→ **THE RECORDS**

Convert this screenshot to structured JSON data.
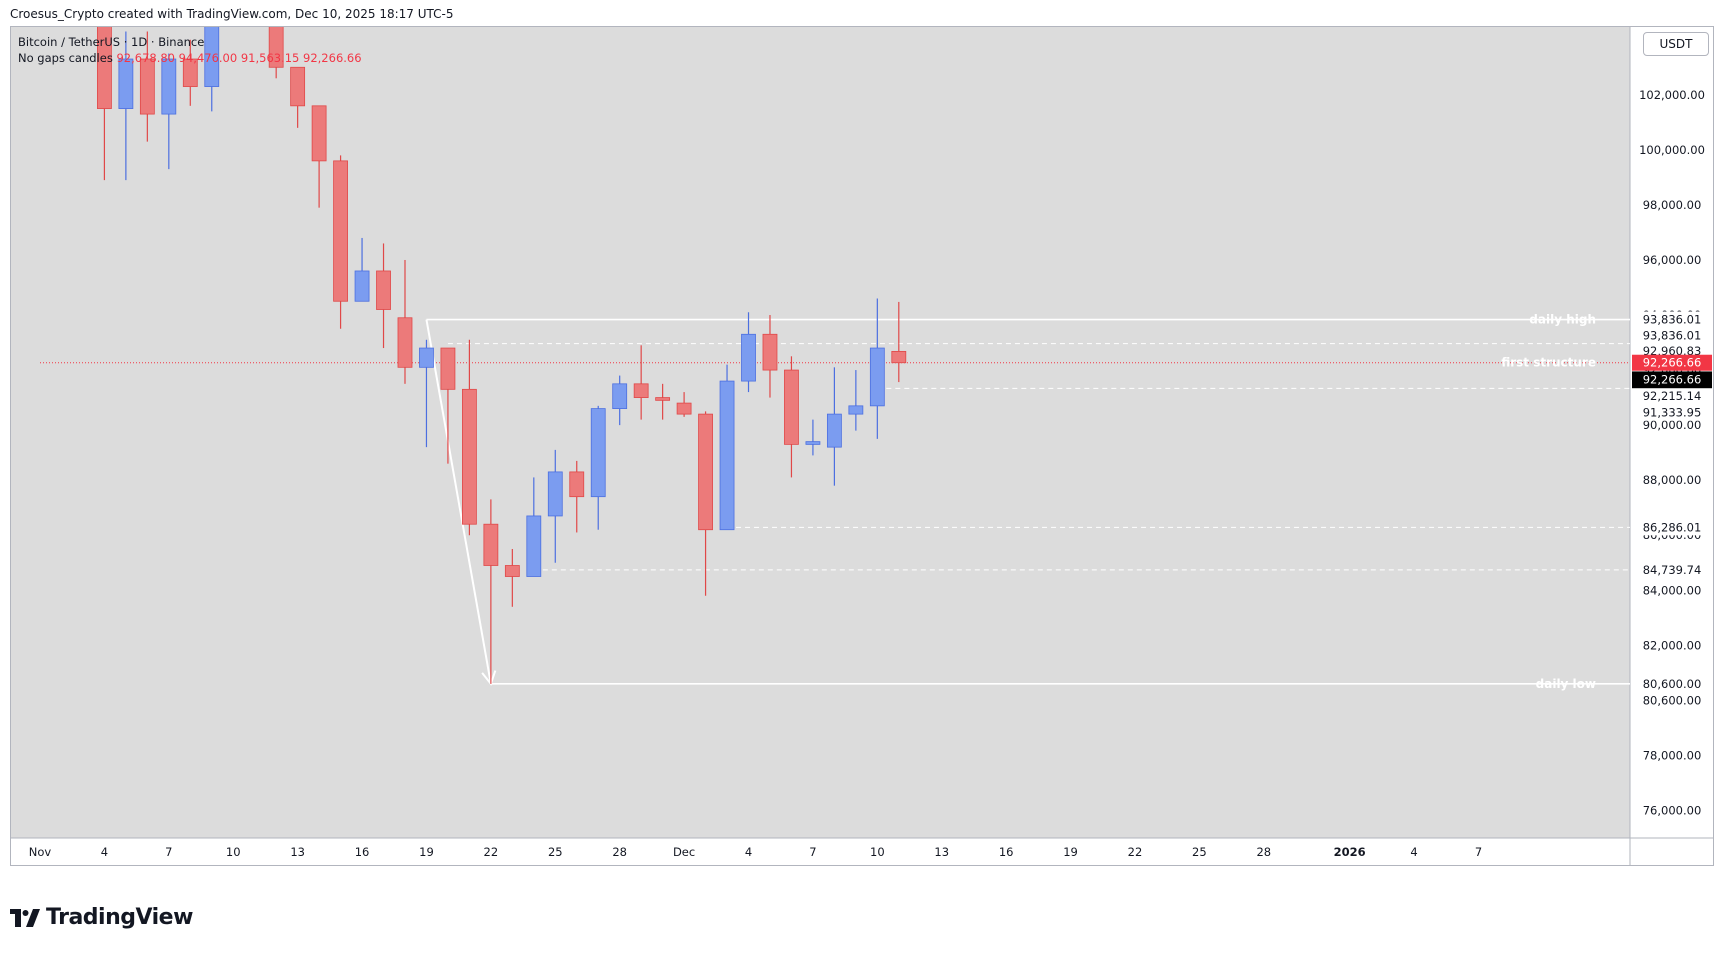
{
  "header": {
    "credit": "Croesus_Crypto created with TradingView.com, Dec 10, 2025 18:17 UTC-5"
  },
  "legend": {
    "symbol_line": "Bitcoin / TetherUS · 1D · Binance",
    "style_label": "No gaps candles",
    "ohlc": "92,678.80  94,476.00  91,563.15  92,266.66"
  },
  "currency": "USDT",
  "branding": {
    "logo_text": "TradingView"
  },
  "colors": {
    "background": "#dcdcdc",
    "up": "#7b9cf0",
    "down": "#ec7a7a",
    "wick_up": "#4c6fe0",
    "wick_down": "#e04848",
    "level_line": "#ffffff",
    "price_marker": "#f23645"
  },
  "chart_data": {
    "type": "candlestick",
    "title": "Bitcoin / TetherUS · 1D · Binance",
    "ylim": [
      75000,
      104500
    ],
    "y_ticks": [
      76000,
      78000,
      80000,
      82000,
      84000,
      86000,
      88000,
      90000,
      92000,
      94000,
      96000,
      98000,
      100000,
      102000
    ],
    "y_tick_labels": [
      "76,000.00",
      "78,000.00",
      "80,000.00",
      "82,000.00",
      "84,000.00",
      "86,000.00",
      "88,000.00",
      "90,000.00",
      "92,000.00",
      "94,000.00",
      "96,000.00",
      "98,000.00",
      "100,000.00",
      "102,000.00"
    ],
    "x_labels": [
      {
        "label": "Nov",
        "day": 0
      },
      {
        "label": "4",
        "day": 3
      },
      {
        "label": "7",
        "day": 6
      },
      {
        "label": "10",
        "day": 9
      },
      {
        "label": "13",
        "day": 12
      },
      {
        "label": "16",
        "day": 15
      },
      {
        "label": "19",
        "day": 18
      },
      {
        "label": "22",
        "day": 21
      },
      {
        "label": "25",
        "day": 24
      },
      {
        "label": "28",
        "day": 27
      },
      {
        "label": "Dec",
        "day": 30
      },
      {
        "label": "4",
        "day": 33
      },
      {
        "label": "7",
        "day": 36
      },
      {
        "label": "10",
        "day": 39
      },
      {
        "label": "13",
        "day": 42
      },
      {
        "label": "16",
        "day": 45
      },
      {
        "label": "19",
        "day": 48
      },
      {
        "label": "22",
        "day": 51
      },
      {
        "label": "25",
        "day": 54
      },
      {
        "label": "28",
        "day": 57
      },
      {
        "label": "2026",
        "day": 61,
        "bold": true
      },
      {
        "label": "4",
        "day": 64
      },
      {
        "label": "7",
        "day": 67
      }
    ],
    "candles": [
      {
        "date": "Nov 3",
        "day": 3,
        "open": 107500,
        "high": 107800,
        "low": 98900,
        "close": 101500
      },
      {
        "date": "Nov 4",
        "day": 4,
        "open": 101500,
        "high": 104300,
        "low": 98900,
        "close": 103300
      },
      {
        "date": "Nov 5",
        "day": 5,
        "open": 103300,
        "high": 104300,
        "low": 100300,
        "close": 101300
      },
      {
        "date": "Nov 6",
        "day": 6,
        "open": 101300,
        "high": 103500,
        "low": 99300,
        "close": 103300
      },
      {
        "date": "Nov 7",
        "day": 7,
        "open": 103300,
        "high": 104000,
        "low": 101600,
        "close": 102300
      },
      {
        "date": "Nov 8",
        "day": 8,
        "open": 102300,
        "high": 106500,
        "low": 101400,
        "close": 106000
      },
      {
        "date": "Nov 11",
        "day": 11,
        "open": 105500,
        "high": 106000,
        "low": 102600,
        "close": 103000
      },
      {
        "date": "Nov 12",
        "day": 12,
        "open": 103000,
        "high": 103000,
        "low": 100800,
        "close": 101600
      },
      {
        "date": "Nov 13",
        "day": 13,
        "open": 101600,
        "high": 101600,
        "low": 97900,
        "close": 99600
      },
      {
        "date": "Nov 14",
        "day": 14,
        "open": 99600,
        "high": 99800,
        "low": 93500,
        "close": 94500
      },
      {
        "date": "Nov 15",
        "day": 15,
        "open": 94500,
        "high": 96800,
        "low": 94500,
        "close": 95600
      },
      {
        "date": "Nov 16",
        "day": 16,
        "open": 95600,
        "high": 96600,
        "low": 92800,
        "close": 94200
      },
      {
        "date": "Nov 17",
        "day": 17,
        "open": 93900,
        "high": 96000,
        "low": 91500,
        "close": 92100
      },
      {
        "date": "Nov 18",
        "day": 18,
        "open": 92100,
        "high": 93100,
        "low": 89200,
        "close": 92800
      },
      {
        "date": "Nov 19",
        "day": 19,
        "open": 92800,
        "high": 92800,
        "low": 88600,
        "close": 91300
      },
      {
        "date": "Nov 20",
        "day": 20,
        "open": 91300,
        "high": 93100,
        "low": 86000,
        "close": 86400
      },
      {
        "date": "Nov 21",
        "day": 21,
        "open": 86400,
        "high": 87300,
        "low": 80600,
        "close": 84900
      },
      {
        "date": "Nov 22",
        "day": 22,
        "open": 84900,
        "high": 85500,
        "low": 83400,
        "close": 84500
      },
      {
        "date": "Nov 23",
        "day": 23,
        "open": 84500,
        "high": 88100,
        "low": 84500,
        "close": 86700
      },
      {
        "date": "Nov 24",
        "day": 24,
        "open": 86700,
        "high": 89100,
        "low": 85000,
        "close": 88300
      },
      {
        "date": "Nov 25",
        "day": 25,
        "open": 88300,
        "high": 88700,
        "low": 86100,
        "close": 87400
      },
      {
        "date": "Nov 26",
        "day": 26,
        "open": 87400,
        "high": 90700,
        "low": 86200,
        "close": 90600
      },
      {
        "date": "Nov 27",
        "day": 27,
        "open": 90600,
        "high": 91800,
        "low": 90000,
        "close": 91500
      },
      {
        "date": "Nov 28",
        "day": 28,
        "open": 91500,
        "high": 92900,
        "low": 90200,
        "close": 91000
      },
      {
        "date": "Nov 29",
        "day": 29,
        "open": 91000,
        "high": 91500,
        "low": 90200,
        "close": 90900
      },
      {
        "date": "Nov 30",
        "day": 30,
        "open": 90800,
        "high": 91200,
        "low": 90300,
        "close": 90400
      },
      {
        "date": "Dec 1",
        "day": 31,
        "open": 90400,
        "high": 90500,
        "low": 83800,
        "close": 86200
      },
      {
        "date": "Dec 2",
        "day": 32,
        "open": 86200,
        "high": 92200,
        "low": 86200,
        "close": 91600
      },
      {
        "date": "Dec 3",
        "day": 33,
        "open": 91600,
        "high": 94100,
        "low": 91200,
        "close": 93300
      },
      {
        "date": "Dec 4",
        "day": 34,
        "open": 93300,
        "high": 94000,
        "low": 91000,
        "close": 92000
      },
      {
        "date": "Dec 5",
        "day": 35,
        "open": 92000,
        "high": 92500,
        "low": 88100,
        "close": 89300
      },
      {
        "date": "Dec 6",
        "day": 36,
        "open": 89300,
        "high": 90200,
        "low": 88900,
        "close": 89400
      },
      {
        "date": "Dec 7",
        "day": 37,
        "open": 89200,
        "high": 92100,
        "low": 87800,
        "close": 90400
      },
      {
        "date": "Dec 8",
        "day": 38,
        "open": 90400,
        "high": 92000,
        "low": 89800,
        "close": 90700
      },
      {
        "date": "Dec 9",
        "day": 39,
        "open": 90700,
        "high": 94600,
        "low": 89500,
        "close": 92800
      },
      {
        "date": "Dec 10",
        "day": 40,
        "open": 92678.8,
        "high": 94476,
        "low": 91563.15,
        "close": 92266.66
      }
    ],
    "levels": [
      {
        "name": "daily high",
        "value": 93836.01,
        "style": "solid",
        "start_day": 18,
        "label": "daily high"
      },
      {
        "name": "first structure",
        "value": 92266.66,
        "style": "dotted",
        "start_day": 0,
        "label": "first structure"
      },
      {
        "name": "structure top",
        "value": 92960.83,
        "style": "dashed",
        "start_day": 19
      },
      {
        "name": "structure bottom",
        "value": 91333.95,
        "style": "dashed",
        "start_day": 39
      },
      {
        "name": "support 1",
        "value": 86286.01,
        "style": "dashed",
        "start_day": 32
      },
      {
        "name": "support 2",
        "value": 84739.74,
        "style": "dashed",
        "start_day": 23
      },
      {
        "name": "daily low",
        "value": 80600,
        "style": "solid",
        "start_day": 21,
        "label": "daily low"
      }
    ],
    "arrow": {
      "from_day": 18,
      "from_value": 93836,
      "to_day": 21,
      "to_value": 80600
    },
    "axis_labels": [
      {
        "value": 93836.01,
        "text": "93,836.01",
        "pos": 93836.01
      },
      {
        "value": 93836.01,
        "text": "93,836.01",
        "pos": 93250
      },
      {
        "value": 92960.83,
        "text": "92,960.83",
        "pos": 92700
      },
      {
        "value": 92266.66,
        "text": "92,266.66",
        "pos": 92266.66,
        "kind": "price"
      },
      {
        "value": 92266.66,
        "text": "92,266.66",
        "pos": 91660,
        "kind": "black",
        "extra": "42:42"
      },
      {
        "value": 92215.14,
        "text": "92,215.14",
        "pos": 91050
      },
      {
        "value": 91333.95,
        "text": "91,333.95",
        "pos": 90450
      },
      {
        "value": 86286.01,
        "text": "86,286.01",
        "pos": 86286.01
      },
      {
        "value": 84739.74,
        "text": "84,739.74",
        "pos": 84739.74
      },
      {
        "value": 80600,
        "text": "80,600.00",
        "pos": 80600
      },
      {
        "value": 80600,
        "text": "80,600.00",
        "pos": 80000
      }
    ]
  }
}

→ **REQUIREMENTS**
Give the number of lines that hold the word "daily" in these records, with nothing added.

→ **EXERCISE SOLUTION**
4